## GOAL OF THE EXERCISE
From the entries below, list each line with "законных".

________

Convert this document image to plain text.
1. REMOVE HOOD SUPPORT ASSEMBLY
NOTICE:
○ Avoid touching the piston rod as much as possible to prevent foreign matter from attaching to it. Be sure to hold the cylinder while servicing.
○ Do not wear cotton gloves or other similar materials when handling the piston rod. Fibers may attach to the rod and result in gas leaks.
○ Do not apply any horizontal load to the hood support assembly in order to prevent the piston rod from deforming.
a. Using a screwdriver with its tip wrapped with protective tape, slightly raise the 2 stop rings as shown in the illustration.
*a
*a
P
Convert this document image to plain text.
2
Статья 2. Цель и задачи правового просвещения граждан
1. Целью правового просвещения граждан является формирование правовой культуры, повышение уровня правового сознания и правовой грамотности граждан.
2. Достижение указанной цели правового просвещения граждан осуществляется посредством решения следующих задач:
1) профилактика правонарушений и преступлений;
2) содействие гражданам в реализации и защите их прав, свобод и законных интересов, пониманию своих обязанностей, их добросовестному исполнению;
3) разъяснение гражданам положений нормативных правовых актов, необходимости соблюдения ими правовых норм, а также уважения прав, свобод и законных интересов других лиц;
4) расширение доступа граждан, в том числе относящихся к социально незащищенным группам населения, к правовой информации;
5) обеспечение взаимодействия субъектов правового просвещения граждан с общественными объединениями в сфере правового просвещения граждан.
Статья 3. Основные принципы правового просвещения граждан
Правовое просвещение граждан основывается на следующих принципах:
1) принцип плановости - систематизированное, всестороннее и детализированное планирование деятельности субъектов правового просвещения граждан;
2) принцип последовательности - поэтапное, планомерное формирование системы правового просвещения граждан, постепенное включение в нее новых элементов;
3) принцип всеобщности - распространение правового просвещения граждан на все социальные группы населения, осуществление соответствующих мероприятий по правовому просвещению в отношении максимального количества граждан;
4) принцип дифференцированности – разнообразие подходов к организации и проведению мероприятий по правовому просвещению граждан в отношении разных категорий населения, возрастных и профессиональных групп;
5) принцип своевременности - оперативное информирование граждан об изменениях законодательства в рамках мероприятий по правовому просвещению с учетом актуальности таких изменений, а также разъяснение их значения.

________

## ANSWER TO THE PROBLEM
2) содействие гражданам в реализации и защите их прав, свобод и законных интересов, пониманию своих обязанностей, их добросовестному исполнению;
3) разъяснение гражданам положений нормативных правовых актов, необходимости соблюдения ими правовых норм, а также уважения прав, свобод и законных интересов других лиц;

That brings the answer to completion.